_Task statement_. Wherever the string "Quiescent" appears, copy the whole line.

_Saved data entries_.
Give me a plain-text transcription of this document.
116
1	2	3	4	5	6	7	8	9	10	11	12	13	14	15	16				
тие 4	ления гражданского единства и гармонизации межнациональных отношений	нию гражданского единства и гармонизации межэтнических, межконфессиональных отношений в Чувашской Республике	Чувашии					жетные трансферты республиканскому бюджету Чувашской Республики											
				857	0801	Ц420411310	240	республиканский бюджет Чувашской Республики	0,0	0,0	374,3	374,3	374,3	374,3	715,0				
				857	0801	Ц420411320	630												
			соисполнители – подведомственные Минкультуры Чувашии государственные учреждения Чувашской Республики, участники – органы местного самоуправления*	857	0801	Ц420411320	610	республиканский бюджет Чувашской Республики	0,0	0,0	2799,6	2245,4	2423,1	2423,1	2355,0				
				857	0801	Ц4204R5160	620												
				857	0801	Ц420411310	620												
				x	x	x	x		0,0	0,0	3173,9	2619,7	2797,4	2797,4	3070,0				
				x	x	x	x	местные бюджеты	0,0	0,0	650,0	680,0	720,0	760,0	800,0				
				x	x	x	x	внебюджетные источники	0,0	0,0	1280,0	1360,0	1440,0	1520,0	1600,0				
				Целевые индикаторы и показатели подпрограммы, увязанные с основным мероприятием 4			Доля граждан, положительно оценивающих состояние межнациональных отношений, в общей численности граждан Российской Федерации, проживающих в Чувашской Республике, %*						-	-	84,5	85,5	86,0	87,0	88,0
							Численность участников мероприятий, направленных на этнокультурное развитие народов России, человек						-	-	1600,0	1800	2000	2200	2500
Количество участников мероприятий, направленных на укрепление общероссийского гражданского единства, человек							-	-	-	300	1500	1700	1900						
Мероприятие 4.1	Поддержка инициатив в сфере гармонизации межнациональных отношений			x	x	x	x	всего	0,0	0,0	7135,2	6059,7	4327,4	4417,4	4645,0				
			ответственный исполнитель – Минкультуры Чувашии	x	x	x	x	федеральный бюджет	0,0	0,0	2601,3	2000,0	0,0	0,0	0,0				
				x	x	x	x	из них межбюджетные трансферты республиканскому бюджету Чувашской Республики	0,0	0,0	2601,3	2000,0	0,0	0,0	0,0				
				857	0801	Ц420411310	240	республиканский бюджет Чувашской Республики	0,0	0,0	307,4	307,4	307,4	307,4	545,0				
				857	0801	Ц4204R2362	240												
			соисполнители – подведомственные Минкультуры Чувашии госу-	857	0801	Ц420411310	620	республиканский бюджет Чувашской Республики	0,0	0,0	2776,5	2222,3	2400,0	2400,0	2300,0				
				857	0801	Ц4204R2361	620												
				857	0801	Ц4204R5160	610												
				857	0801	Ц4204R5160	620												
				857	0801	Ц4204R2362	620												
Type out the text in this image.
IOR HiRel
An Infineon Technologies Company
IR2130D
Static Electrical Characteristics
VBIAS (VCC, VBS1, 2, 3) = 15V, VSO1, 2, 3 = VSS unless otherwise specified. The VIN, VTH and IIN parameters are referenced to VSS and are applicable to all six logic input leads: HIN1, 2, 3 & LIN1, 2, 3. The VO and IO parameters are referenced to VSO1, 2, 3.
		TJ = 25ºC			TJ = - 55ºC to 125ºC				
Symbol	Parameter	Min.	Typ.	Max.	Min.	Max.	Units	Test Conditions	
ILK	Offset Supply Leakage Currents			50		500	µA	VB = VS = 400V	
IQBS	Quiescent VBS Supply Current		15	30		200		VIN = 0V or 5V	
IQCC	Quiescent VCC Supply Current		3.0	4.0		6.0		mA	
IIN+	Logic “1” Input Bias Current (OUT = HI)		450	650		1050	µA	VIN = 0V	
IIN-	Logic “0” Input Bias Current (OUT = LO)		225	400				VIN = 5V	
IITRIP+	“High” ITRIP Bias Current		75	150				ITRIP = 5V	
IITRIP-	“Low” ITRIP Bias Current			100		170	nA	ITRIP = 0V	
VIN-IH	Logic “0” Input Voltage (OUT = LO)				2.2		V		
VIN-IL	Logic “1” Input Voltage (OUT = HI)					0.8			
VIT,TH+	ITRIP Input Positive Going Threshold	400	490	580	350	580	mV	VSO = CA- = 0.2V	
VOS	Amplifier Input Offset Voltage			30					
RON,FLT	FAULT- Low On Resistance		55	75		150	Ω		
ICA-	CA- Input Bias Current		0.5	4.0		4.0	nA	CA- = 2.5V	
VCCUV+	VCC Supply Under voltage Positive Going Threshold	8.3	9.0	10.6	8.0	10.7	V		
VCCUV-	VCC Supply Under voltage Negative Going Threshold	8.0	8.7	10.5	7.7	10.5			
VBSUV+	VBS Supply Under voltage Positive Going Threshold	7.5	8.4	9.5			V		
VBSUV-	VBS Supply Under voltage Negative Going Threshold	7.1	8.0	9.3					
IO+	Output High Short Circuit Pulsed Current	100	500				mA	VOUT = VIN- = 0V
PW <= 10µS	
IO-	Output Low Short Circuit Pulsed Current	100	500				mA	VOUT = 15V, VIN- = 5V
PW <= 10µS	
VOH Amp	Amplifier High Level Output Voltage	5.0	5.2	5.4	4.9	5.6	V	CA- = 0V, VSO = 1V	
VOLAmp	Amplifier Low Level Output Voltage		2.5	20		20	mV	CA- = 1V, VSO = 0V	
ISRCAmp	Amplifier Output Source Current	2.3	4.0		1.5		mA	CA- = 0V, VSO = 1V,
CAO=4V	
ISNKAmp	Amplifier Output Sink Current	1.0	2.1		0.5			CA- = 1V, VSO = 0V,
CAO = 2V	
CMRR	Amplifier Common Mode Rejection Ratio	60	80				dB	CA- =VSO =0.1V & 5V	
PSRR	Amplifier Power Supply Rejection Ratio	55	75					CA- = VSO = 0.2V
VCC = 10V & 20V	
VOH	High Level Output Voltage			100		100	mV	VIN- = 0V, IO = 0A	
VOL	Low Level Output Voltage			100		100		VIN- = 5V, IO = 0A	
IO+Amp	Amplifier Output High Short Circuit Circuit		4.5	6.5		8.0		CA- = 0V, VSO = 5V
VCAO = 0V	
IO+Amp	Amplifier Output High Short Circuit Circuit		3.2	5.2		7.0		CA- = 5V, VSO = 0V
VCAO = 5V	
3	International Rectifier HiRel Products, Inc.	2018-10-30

_Task solution_.
IQBS	Quiescent VBS Supply Current		15	30		200		VIN = 0V or 5V	
IQCC	Quiescent VCC Supply Current		3.0	4.0		6.0		mA	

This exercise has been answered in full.